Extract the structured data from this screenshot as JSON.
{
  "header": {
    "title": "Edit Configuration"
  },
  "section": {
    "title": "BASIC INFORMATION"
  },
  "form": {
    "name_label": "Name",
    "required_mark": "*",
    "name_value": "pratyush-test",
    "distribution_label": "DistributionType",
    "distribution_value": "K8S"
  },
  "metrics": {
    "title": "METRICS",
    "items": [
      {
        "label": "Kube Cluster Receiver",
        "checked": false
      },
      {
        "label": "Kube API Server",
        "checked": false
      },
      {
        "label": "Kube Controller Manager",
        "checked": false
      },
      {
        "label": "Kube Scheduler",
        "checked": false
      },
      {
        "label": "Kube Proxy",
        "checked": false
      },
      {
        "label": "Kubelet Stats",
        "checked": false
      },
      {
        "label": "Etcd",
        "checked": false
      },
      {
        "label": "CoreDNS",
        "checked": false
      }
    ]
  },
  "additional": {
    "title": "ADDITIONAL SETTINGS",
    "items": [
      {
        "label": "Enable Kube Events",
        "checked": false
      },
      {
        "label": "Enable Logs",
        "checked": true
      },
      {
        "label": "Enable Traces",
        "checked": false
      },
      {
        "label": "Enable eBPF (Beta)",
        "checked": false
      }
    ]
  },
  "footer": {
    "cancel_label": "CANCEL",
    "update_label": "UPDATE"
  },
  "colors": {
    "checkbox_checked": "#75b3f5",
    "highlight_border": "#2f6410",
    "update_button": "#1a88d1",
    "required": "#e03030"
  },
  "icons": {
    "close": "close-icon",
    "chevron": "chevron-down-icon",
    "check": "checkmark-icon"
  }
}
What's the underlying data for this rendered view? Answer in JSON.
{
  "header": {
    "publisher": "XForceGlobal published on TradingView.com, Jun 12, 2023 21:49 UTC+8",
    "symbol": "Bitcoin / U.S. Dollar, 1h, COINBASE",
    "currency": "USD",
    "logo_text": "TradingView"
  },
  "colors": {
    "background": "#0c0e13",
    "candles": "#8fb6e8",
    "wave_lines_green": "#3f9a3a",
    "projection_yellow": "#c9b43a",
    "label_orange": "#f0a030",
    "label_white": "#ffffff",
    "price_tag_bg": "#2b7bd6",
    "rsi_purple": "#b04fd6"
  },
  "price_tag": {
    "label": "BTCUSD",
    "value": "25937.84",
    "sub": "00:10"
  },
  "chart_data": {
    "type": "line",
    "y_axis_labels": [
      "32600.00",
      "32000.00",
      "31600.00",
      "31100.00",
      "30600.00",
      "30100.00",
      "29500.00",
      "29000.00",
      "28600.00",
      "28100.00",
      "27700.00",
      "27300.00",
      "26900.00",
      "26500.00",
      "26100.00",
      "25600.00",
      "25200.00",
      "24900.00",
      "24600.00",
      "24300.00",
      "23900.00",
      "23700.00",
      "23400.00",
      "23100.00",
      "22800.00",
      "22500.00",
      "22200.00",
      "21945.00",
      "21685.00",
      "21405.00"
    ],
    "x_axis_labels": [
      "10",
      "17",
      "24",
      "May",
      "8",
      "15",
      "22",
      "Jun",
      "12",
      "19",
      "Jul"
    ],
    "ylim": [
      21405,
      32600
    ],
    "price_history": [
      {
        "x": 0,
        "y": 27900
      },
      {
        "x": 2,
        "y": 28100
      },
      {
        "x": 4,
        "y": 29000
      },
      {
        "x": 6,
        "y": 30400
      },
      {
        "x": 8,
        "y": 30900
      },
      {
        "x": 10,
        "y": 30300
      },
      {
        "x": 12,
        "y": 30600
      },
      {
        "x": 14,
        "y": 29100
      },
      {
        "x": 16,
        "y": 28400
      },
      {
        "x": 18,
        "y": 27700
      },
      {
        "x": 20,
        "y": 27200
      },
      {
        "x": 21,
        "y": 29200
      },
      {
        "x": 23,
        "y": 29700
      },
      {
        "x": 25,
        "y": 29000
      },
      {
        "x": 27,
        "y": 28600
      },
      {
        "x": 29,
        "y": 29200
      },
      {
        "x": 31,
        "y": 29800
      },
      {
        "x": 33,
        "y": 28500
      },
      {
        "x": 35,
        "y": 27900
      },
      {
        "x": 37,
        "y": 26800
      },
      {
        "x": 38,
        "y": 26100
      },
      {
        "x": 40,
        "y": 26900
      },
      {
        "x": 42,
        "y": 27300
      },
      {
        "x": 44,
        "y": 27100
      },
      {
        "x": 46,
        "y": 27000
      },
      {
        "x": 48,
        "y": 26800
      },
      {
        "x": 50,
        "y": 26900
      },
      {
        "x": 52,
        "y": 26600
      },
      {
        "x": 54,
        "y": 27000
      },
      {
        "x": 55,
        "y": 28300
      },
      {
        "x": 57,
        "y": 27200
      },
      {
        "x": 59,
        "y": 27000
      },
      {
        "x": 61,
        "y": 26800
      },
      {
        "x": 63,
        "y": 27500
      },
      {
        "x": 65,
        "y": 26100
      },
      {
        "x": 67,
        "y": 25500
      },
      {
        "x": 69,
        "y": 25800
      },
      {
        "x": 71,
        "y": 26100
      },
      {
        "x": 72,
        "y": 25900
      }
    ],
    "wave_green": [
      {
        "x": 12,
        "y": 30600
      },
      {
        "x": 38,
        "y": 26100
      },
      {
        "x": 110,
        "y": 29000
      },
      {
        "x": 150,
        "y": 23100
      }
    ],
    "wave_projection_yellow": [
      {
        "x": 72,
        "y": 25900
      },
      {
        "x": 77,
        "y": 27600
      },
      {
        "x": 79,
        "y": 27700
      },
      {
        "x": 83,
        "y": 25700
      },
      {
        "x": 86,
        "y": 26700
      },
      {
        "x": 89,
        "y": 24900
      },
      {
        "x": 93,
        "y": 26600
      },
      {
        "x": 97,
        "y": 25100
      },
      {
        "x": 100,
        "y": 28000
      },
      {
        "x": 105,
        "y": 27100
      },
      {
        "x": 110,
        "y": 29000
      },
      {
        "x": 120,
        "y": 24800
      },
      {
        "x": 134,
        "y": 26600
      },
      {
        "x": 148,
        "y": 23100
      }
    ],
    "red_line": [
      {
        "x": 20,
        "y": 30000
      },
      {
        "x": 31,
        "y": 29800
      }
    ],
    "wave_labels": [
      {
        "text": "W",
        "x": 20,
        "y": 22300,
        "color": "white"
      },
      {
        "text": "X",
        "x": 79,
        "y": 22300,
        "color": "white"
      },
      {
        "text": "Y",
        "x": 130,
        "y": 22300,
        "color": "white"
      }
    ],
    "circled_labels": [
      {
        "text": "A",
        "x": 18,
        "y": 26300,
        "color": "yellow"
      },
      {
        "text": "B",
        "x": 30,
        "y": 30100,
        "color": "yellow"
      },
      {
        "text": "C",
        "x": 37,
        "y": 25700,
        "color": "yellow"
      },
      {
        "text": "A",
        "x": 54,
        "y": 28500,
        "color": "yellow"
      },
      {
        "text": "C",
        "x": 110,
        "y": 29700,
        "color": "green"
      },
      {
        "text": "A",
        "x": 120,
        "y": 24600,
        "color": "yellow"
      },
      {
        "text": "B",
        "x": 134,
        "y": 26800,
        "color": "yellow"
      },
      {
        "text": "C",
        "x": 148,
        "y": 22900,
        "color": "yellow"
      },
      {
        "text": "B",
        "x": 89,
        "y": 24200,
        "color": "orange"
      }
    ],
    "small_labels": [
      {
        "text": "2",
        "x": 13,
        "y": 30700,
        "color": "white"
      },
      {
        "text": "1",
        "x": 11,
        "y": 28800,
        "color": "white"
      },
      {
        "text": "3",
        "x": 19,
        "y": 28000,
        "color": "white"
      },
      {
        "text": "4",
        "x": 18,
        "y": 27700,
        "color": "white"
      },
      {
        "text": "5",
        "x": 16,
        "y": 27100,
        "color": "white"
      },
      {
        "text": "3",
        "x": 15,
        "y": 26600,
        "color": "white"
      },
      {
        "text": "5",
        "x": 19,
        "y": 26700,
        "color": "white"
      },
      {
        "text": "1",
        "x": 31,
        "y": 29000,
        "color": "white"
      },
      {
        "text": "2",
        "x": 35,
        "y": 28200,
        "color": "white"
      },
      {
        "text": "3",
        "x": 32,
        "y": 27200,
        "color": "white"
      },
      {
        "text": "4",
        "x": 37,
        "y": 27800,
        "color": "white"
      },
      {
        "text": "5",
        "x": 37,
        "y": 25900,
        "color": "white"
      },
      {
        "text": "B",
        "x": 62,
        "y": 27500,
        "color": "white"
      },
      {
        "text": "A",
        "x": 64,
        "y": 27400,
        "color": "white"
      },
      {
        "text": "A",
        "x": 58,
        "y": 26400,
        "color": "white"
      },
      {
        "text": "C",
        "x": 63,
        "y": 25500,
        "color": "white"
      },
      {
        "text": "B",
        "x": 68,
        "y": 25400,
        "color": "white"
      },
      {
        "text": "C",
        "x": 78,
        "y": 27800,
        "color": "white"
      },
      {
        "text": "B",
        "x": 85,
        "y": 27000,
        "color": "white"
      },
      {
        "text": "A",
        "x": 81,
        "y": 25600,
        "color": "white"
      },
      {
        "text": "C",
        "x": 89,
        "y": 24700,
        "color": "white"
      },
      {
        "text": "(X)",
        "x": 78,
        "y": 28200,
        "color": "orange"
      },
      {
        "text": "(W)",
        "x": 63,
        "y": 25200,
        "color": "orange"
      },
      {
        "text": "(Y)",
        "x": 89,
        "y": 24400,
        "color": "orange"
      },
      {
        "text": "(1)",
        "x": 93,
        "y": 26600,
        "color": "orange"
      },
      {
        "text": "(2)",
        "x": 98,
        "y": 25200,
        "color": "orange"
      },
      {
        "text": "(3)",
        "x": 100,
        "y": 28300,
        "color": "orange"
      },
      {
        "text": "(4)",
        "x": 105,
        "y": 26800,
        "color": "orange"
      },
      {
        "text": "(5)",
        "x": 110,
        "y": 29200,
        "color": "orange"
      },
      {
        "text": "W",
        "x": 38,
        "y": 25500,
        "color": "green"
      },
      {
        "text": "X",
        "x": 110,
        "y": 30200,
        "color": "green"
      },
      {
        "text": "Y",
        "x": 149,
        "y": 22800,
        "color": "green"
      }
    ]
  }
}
* * *
■ Required task
Read the entries and show each line that mentions "this".

■ Output of the task
Extract the structured data from this screenshot as JSON.
What's the underlying data for this rendered view? Answer in JSON.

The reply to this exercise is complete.